What to do
Would you output the whole listing below, exactly as it reads?

(Collected data)
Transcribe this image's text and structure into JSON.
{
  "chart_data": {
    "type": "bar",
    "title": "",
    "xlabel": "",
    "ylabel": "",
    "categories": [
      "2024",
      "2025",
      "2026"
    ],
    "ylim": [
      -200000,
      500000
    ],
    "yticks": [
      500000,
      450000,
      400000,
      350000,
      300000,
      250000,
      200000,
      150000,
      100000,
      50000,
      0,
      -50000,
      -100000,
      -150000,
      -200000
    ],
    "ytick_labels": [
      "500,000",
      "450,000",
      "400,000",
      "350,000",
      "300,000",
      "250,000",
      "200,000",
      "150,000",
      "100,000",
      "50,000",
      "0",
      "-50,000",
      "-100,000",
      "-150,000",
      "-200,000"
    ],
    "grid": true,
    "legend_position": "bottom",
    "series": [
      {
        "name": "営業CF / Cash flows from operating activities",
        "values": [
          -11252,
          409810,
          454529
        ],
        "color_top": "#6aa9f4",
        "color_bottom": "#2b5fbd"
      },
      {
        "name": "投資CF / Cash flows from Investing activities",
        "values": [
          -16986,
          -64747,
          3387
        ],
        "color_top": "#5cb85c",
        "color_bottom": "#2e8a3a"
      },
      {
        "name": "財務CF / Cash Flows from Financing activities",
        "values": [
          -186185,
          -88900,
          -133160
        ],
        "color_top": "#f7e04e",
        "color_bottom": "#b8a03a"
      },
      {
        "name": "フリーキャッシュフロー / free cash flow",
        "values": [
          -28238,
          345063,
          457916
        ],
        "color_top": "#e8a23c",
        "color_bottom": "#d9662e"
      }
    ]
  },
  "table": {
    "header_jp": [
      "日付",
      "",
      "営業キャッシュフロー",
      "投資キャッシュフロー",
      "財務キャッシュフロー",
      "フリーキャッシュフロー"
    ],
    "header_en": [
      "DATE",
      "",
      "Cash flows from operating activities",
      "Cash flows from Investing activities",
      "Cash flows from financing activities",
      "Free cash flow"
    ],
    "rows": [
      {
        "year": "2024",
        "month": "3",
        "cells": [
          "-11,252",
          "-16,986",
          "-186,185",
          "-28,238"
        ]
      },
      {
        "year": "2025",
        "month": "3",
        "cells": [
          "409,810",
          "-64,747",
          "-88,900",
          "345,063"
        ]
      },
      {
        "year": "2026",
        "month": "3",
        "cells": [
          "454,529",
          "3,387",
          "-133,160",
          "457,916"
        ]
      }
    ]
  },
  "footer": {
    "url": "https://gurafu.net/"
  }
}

Result of the exercise
Transcribe this image's text and structure into JSON.
{
  "chart_data": {
    "type": "bar",
    "title": "",
    "xlabel": "",
    "ylabel": "",
    "categories": [
      "2024",
      "2025",
      "2026"
    ],
    "ylim": [
      -200000,
      500000
    ],
    "yticks": [
      500000,
      450000,
      400000,
      350000,
      300000,
      250000,
      200000,
      150000,
      100000,
      50000,
      0,
      -50000,
      -100000,
      -150000,
      -200000
    ],
    "ytick_labels": [
      "500,000",
      "450,000",
      "400,000",
      "350,000",
      "300,000",
      "250,000",
      "200,000",
      "150,000",
      "100,000",
      "50,000",
      "0",
      "-50,000",
      "-100,000",
      "-150,000",
      "-200,000"
    ],
    "grid": true,
    "legend_position": "bottom",
    "series": [
      {
        "name": "営業CF / Cash flows from operating activities",
        "values": [
          -11252,
          409810,
          454529
        ],
        "color_top": "#6aa9f4",
        "color_bottom": "#2b5fbd"
      },
      {
        "name": "投資CF / Cash flows from Investing activities",
        "values": [
          -16986,
          -64747,
          3387
        ],
        "color_top": "#5cb85c",
        "color_bottom": "#2e8a3a"
      },
      {
        "name": "財務CF / Cash Flows from Financing activities",
        "values": [
          -186185,
          -88900,
          -133160
        ],
        "color_top": "#f7e04e",
        "color_bottom": "#b8a03a"
      },
      {
        "name": "フリーキャッシュフロー / free cash flow",
        "values": [
          -28238,
          345063,
          457916
        ],
        "color_top": "#e8a23c",
        "color_bottom": "#d9662e"
      }
    ]
  },
  "table": {
    "header_jp": [
      "日付",
      "",
      "営業キャッシュフロー",
      "投資キャッシュフロー",
      "財務キャッシュフロー",
      "フリーキャッシュフロー"
    ],
    "header_en": [
      "DATE",
      "",
      "Cash flows from operating activities",
      "Cash flows from Investing activities",
      "Cash flows from financing activities",
      "Free cash flow"
    ],
    "rows": [
      {
        "year": "2024",
        "month": "3",
        "cells": [
          "-11,252",
          "-16,986",
          "-186,185",
          "-28,238"
        ]
      },
      {
        "year": "2025",
        "month": "3",
        "cells": [
          "409,810",
          "-64,747",
          "-88,900",
          "345,063"
        ]
      },
      {
        "year": "2026",
        "month": "3",
        "cells": [
          "454,529",
          "3,387",
          "-133,160",
          "457,916"
        ]
      }
    ]
  },
  "footer": {
    "url": "https://gurafu.net/"
  }
}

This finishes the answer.